**Instructions to follow**
Copy out the lines that include the word "What".

-- START Records provided --

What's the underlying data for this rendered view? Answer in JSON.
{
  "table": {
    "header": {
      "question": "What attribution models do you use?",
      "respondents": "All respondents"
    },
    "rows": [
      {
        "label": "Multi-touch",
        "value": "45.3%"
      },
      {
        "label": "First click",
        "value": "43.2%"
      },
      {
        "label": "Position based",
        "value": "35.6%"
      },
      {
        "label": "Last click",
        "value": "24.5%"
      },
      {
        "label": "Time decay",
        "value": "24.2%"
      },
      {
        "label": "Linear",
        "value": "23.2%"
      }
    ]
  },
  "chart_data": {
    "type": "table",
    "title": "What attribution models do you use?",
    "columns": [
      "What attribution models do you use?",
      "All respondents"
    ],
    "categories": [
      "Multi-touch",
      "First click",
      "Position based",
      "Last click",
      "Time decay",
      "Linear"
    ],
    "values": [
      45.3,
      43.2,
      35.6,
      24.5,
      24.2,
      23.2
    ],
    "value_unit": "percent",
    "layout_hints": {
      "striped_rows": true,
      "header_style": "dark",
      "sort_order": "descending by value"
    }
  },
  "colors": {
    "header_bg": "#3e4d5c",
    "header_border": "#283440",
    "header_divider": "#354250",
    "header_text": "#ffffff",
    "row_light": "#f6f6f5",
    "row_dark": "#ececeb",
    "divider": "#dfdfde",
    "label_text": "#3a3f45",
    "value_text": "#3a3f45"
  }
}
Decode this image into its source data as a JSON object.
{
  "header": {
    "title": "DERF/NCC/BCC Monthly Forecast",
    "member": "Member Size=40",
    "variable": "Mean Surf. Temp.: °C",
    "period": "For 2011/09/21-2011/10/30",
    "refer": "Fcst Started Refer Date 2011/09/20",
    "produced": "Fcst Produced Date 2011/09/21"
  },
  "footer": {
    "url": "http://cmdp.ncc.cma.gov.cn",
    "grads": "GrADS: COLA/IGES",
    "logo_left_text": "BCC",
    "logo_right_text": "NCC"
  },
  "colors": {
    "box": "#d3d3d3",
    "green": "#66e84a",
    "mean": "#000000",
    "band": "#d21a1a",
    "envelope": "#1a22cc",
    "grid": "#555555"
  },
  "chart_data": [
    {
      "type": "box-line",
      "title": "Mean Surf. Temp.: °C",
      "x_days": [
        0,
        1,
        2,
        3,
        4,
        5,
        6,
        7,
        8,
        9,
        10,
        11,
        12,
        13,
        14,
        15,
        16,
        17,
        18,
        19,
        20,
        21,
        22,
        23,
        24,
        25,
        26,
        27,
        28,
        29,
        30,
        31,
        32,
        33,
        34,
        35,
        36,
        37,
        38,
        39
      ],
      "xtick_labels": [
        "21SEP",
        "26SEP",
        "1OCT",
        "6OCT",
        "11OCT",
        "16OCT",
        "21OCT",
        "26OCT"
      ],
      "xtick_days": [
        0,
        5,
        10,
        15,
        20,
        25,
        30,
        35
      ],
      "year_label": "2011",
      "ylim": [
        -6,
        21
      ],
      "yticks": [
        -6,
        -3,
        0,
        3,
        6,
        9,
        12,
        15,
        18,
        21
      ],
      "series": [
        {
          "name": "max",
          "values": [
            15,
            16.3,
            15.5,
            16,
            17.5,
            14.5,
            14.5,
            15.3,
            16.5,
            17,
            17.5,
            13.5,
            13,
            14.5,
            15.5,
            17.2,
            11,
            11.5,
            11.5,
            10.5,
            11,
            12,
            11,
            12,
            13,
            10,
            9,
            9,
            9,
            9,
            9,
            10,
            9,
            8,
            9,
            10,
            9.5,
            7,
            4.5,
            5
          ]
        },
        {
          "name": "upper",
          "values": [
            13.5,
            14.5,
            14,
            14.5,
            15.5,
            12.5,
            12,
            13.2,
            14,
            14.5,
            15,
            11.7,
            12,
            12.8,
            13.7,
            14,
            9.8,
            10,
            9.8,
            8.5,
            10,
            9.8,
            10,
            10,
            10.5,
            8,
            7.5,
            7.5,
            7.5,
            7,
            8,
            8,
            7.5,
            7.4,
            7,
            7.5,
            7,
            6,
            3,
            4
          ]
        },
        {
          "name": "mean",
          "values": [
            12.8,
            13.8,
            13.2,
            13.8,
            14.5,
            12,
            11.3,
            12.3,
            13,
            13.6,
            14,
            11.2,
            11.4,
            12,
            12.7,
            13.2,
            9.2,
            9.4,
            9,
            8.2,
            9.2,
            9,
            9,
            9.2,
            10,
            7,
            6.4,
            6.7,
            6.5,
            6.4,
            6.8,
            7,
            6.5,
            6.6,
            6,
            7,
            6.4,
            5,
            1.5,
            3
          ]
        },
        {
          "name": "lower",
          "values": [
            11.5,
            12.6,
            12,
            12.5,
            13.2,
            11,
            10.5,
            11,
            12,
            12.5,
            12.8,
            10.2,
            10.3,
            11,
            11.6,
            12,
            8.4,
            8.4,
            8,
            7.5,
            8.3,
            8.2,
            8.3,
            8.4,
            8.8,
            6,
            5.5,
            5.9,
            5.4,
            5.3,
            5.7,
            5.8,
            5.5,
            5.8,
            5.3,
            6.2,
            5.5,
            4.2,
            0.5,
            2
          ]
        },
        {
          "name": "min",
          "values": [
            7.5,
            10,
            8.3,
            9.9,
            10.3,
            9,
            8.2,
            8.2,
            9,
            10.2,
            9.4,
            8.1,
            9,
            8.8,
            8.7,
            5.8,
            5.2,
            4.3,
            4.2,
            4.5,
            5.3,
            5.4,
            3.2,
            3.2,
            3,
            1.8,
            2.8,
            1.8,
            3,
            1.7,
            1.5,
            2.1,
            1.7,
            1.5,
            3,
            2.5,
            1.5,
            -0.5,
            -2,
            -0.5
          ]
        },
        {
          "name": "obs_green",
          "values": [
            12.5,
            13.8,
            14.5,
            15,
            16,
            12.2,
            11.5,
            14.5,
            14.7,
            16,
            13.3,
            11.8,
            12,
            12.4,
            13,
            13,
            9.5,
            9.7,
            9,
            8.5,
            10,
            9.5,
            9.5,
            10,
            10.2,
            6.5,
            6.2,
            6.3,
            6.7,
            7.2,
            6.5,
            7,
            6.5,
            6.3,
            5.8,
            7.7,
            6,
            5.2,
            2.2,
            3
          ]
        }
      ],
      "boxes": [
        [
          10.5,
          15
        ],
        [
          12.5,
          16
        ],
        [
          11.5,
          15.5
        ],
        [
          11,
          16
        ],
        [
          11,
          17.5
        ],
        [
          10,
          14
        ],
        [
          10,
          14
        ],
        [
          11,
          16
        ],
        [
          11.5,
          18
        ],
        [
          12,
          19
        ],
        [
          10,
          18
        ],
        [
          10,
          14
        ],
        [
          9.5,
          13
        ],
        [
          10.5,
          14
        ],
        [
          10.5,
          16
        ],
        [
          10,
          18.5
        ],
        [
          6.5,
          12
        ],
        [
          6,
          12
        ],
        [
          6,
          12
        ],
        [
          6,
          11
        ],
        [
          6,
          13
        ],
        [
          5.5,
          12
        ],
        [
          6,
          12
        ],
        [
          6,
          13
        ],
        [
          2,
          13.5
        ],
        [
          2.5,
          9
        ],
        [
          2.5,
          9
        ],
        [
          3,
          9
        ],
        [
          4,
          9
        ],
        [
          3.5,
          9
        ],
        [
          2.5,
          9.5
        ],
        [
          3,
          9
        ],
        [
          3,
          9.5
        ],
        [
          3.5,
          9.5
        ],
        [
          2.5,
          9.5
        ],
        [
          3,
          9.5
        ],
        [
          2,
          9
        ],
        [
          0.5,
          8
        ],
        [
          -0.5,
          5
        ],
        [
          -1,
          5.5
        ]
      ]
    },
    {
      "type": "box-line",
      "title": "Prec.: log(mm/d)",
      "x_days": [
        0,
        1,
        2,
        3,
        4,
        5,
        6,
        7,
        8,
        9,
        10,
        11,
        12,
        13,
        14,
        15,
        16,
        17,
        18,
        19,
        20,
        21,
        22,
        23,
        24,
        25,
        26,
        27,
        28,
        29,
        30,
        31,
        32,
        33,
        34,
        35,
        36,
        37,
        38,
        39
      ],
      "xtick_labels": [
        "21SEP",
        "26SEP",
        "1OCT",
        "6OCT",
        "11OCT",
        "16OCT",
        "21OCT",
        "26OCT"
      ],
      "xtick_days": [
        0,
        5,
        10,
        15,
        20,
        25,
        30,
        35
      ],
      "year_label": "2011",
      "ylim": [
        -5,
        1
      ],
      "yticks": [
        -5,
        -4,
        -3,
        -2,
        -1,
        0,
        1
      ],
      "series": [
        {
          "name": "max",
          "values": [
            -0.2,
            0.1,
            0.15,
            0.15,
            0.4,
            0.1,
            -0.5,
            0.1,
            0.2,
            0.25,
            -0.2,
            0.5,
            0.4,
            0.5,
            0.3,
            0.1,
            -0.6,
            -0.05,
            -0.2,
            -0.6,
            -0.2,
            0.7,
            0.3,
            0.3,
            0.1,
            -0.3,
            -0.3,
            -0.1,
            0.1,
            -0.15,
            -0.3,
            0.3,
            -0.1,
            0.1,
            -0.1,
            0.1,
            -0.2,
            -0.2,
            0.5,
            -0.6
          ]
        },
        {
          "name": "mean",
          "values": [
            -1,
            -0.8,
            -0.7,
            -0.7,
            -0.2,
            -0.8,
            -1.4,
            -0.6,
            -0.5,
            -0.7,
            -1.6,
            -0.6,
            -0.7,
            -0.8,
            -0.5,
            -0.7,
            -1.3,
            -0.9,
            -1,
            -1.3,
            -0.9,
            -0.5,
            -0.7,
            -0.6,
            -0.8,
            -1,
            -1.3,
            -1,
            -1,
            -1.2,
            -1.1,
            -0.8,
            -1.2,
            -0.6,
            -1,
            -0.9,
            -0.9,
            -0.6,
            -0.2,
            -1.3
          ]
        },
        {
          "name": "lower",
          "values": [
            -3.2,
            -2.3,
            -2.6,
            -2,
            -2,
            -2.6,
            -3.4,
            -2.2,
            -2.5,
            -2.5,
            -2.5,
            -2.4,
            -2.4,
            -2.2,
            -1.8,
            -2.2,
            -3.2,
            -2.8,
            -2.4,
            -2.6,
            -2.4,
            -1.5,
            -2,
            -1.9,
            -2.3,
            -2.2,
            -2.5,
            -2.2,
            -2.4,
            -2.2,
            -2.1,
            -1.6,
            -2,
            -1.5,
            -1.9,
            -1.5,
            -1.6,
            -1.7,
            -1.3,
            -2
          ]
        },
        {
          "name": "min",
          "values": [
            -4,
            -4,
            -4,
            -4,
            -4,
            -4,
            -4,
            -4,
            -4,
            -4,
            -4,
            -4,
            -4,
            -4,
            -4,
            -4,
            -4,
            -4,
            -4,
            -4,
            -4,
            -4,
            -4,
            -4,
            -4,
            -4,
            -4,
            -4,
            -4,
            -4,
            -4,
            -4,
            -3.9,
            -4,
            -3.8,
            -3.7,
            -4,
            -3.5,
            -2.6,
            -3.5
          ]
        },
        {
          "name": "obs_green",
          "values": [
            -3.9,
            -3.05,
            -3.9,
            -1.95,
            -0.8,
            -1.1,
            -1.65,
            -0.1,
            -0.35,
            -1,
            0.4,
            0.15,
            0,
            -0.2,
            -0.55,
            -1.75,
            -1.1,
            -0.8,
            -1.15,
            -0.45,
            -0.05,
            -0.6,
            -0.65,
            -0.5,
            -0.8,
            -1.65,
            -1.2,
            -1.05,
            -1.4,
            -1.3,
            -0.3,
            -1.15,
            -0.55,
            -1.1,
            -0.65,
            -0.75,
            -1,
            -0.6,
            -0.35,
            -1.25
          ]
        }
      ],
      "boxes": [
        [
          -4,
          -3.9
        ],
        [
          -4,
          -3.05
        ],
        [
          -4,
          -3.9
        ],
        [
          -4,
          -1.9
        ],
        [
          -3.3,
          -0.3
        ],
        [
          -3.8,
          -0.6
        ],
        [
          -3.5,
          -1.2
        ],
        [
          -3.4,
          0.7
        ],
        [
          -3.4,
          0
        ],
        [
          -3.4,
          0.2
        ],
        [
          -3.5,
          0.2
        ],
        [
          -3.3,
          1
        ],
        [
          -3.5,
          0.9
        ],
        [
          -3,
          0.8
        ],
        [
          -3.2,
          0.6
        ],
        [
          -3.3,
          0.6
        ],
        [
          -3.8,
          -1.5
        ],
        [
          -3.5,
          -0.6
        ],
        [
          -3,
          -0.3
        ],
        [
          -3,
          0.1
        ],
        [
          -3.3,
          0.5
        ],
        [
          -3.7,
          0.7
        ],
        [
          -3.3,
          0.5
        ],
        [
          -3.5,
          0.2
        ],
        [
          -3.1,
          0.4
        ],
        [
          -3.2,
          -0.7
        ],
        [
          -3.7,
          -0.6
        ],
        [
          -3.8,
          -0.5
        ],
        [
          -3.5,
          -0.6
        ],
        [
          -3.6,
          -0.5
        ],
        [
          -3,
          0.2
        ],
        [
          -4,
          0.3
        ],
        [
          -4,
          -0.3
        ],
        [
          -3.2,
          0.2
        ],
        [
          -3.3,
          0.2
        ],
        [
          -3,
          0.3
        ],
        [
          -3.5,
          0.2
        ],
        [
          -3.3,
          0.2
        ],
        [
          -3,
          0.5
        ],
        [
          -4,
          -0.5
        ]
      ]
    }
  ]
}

-- END Records provided --

**Solution**
What's the underlying data for this rendered view? Answer in JSON.
      "question": "What attribution models do you use?",
    "title": "What attribution models do you use?",
      "What attribution models do you use?",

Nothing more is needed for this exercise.